TASK REQUIREMENTS:
Reproduce all of the records exactly.

%%

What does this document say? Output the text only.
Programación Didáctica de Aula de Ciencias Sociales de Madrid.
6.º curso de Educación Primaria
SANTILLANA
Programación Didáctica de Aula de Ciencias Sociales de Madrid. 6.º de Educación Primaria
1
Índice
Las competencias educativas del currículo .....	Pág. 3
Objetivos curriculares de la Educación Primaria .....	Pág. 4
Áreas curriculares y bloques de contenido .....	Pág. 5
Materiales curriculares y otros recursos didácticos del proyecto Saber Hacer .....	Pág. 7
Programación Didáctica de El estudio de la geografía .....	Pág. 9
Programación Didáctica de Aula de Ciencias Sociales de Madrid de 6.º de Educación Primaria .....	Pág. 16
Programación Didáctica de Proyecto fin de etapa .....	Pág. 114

%%

RESULT OF THIS TASK:
What does this document say? Output the text only.
Programación Didáctica de Aula de Ciencias Sociales de Madrid.
6.º curso de Educación Primaria
SANTILLANA
Programación Didáctica de Aula de Ciencias Sociales de Madrid. 6.º de Educación Primaria
1
Índice
Las competencias educativas del currículo .....	Pág. 3
Objetivos curriculares de la Educación Primaria .....	Pág. 4
Áreas curriculares y bloques de contenido .....	Pág. 5
Materiales curriculares y otros recursos didácticos del proyecto Saber Hacer .....	Pág. 7
Programación Didáctica de El estudio de la geografía .....	Pág. 9
Programación Didáctica de Aula de Ciencias Sociales de Madrid de 6.º de Educación Primaria .....	Pág. 16
Programación Didáctica de Proyecto fin de etapa .....	Pág. 114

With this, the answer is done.